Entries
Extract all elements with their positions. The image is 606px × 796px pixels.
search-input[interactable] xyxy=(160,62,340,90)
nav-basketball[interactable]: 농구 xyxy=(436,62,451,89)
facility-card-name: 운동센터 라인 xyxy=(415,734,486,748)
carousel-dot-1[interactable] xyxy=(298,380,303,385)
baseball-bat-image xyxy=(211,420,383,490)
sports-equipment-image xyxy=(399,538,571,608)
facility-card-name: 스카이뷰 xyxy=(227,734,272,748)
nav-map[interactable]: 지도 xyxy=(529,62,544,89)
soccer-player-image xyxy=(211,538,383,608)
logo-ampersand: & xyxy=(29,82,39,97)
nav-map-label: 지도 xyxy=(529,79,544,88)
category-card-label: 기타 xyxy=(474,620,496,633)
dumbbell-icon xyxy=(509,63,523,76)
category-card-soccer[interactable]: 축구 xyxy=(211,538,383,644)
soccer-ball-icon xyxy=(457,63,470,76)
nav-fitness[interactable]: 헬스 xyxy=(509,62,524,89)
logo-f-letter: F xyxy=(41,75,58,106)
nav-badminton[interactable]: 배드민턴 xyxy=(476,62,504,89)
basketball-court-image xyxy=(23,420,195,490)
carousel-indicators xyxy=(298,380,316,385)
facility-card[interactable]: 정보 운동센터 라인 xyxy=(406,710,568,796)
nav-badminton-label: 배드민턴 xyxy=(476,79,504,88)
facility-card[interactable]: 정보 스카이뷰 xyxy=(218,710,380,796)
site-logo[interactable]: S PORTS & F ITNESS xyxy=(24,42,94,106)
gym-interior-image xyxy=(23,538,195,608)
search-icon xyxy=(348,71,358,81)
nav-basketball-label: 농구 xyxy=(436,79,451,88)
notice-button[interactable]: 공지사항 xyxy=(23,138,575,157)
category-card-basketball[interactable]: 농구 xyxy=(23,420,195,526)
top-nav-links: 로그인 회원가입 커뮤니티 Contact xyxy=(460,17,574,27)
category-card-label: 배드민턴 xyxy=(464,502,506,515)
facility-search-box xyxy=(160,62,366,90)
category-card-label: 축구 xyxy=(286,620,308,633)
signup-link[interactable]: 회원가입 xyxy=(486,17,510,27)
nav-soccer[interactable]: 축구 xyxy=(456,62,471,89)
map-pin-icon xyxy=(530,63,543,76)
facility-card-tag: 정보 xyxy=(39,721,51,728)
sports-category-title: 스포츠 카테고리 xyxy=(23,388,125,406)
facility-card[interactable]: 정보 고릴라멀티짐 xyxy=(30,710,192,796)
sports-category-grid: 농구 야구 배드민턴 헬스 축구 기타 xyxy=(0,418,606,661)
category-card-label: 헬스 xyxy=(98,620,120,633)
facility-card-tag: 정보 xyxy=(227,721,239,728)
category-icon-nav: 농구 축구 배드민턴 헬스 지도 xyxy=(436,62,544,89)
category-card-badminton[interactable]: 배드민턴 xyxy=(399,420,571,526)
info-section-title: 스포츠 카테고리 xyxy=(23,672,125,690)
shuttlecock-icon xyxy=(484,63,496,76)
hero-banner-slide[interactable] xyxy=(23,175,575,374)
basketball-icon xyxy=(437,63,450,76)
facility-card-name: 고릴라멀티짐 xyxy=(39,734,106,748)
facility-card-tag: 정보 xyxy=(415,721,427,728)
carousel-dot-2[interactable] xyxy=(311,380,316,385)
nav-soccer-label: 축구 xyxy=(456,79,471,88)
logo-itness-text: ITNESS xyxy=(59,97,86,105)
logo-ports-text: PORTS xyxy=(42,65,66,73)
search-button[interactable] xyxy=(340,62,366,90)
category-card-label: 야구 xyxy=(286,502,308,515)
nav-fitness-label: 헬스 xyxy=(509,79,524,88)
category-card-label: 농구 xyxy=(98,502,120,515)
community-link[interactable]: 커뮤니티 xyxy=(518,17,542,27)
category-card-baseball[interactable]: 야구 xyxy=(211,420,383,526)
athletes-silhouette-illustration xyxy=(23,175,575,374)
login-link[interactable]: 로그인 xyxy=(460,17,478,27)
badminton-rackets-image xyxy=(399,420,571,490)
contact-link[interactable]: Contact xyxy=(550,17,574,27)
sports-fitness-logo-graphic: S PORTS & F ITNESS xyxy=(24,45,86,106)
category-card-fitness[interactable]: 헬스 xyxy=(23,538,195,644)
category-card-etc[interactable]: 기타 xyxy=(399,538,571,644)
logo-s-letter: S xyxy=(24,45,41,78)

What needs to be done
Convert all the lines above into a numbered list, leaving out any blank lines.

Full output
1. Extract all elements with their positions. The image is 606px × 796px pixels.
2. search-input[interactable] xyxy=(160,62,340,90)
3. nav-basketball[interactable]: 농구 xyxy=(436,62,451,89)
4. facility-card-name: 운동센터 라인 xyxy=(415,734,486,748)
5. carousel-dot-1[interactable] xyxy=(298,380,303,385)
6. baseball-bat-image xyxy=(211,420,383,490)
7. sports-equipment-image xyxy=(399,538,571,608)
8. facility-card-name: 스카이뷰 xyxy=(227,734,272,748)
9. nav-map[interactable]: 지도 xyxy=(529,62,544,89)
10. soccer-player-image xyxy=(211,538,383,608)
11. logo-ampersand: & xyxy=(29,82,39,97)
12. nav-map-label: 지도 xyxy=(529,79,544,88)
13. category-card-label: 기타 xyxy=(474,620,496,633)
14. dumbbell-icon xyxy=(509,63,523,76)
15. category-card-soccer[interactable]: 축구 xyxy=(211,538,383,644)
16. soccer-ball-icon xyxy=(457,63,470,76)
17. nav-fitness[interactable]: 헬스 xyxy=(509,62,524,89)
18. logo-f-letter: F xyxy=(41,75,58,106)
19. nav-badminton[interactable]: 배드민턴 xyxy=(476,62,504,89)
20. basketball-court-image xyxy=(23,420,195,490)
21. carousel-indicators xyxy=(298,380,316,385)
22. facility-card[interactable]: 정보 운동센터 라인 xyxy=(406,710,568,796)
23. nav-badminton-label: 배드민턴 xyxy=(476,79,504,88)
24. facility-card[interactable]: 정보 스카이뷰 xyxy=(218,710,380,796)
25. site-logo[interactable]: S PORTS & F ITNESS xyxy=(24,42,94,106)
26. gym-interior-image xyxy=(23,538,195,608)
27. search-icon xyxy=(348,71,358,81)
28. nav-basketball-label: 농구 xyxy=(436,79,451,88)
29. notice-button[interactable]: 공지사항 xyxy=(23,138,575,157)
30. category-card-basketball[interactable]: 농구 xyxy=(23,420,195,526)
31. top-nav-links: 로그인 회원가입 커뮤니티 Contact xyxy=(460,17,574,27)
32. category-card-label: 배드민턴 xyxy=(464,502,506,515)
33. facility-search-box xyxy=(160,62,366,90)
34. category-card-label: 축구 xyxy=(286,620,308,633)
35. signup-link[interactable]: 회원가입 xyxy=(486,17,510,27)
36. nav-soccer[interactable]: 축구 xyxy=(456,62,471,89)
37. map-pin-icon xyxy=(530,63,543,76)
38. facility-card-tag: 정보 xyxy=(39,721,51,728)
39. sports-category-title: 스포츠 카테고리 xyxy=(23,388,125,406)
40. facility-card[interactable]: 정보 고릴라멀티짐 xyxy=(30,710,192,796)
41. sports-category-grid: 농구 야구 배드민턴 헬스 축구 기타 xyxy=(0,418,606,661)
42. category-card-label: 헬스 xyxy=(98,620,120,633)
43. facility-card-tag: 정보 xyxy=(227,721,239,728)
44. category-icon-nav: 농구 축구 배드민턴 헬스 지도 xyxy=(436,62,544,89)
45. category-card-badminton[interactable]: 배드민턴 xyxy=(399,420,571,526)
46. info-section-title: 스포츠 카테고리 xyxy=(23,672,125,690)
47. shuttlecock-icon xyxy=(484,63,496,76)
48. hero-banner-slide[interactable] xyxy=(23,175,575,374)
49. basketball-icon xyxy=(437,63,450,76)
50. facility-card-name: 고릴라멀티짐 xyxy=(39,734,106,748)
51. facility-card-tag: 정보 xyxy=(415,721,427,728)
52. carousel-dot-2[interactable] xyxy=(311,380,316,385)
53. nav-soccer-label: 축구 xyxy=(456,79,471,88)
54. logo-itness-text: ITNESS xyxy=(59,97,86,105)
55. logo-ports-text: PORTS xyxy=(42,65,66,73)
56. search-button[interactable] xyxy=(340,62,366,90)
57. category-card-label: 야구 xyxy=(286,502,308,515)
58. nav-fitness-label: 헬스 xyxy=(509,79,524,88)
59. category-card-label: 농구 xyxy=(98,502,120,515)
60. community-link[interactable]: 커뮤니티 xyxy=(518,17,542,27)
61. category-card-baseball[interactable]: 야구 xyxy=(211,420,383,526)
62. athletes-silhouette-illustration xyxy=(23,175,575,374)
63. login-link[interactable]: 로그인 xyxy=(460,17,478,27)
64. badminton-rackets-image xyxy=(399,420,571,490)
65. contact-link[interactable]: Contact xyxy=(550,17,574,27)
66. sports-fitness-logo-graphic: S PORTS & F ITNESS xyxy=(24,45,86,106)
67. category-card-fitness[interactable]: 헬스 xyxy=(23,538,195,644)
68. category-card-etc[interactable]: 기타 xyxy=(399,538,571,644)
69. logo-s-letter: S xyxy=(24,45,41,78)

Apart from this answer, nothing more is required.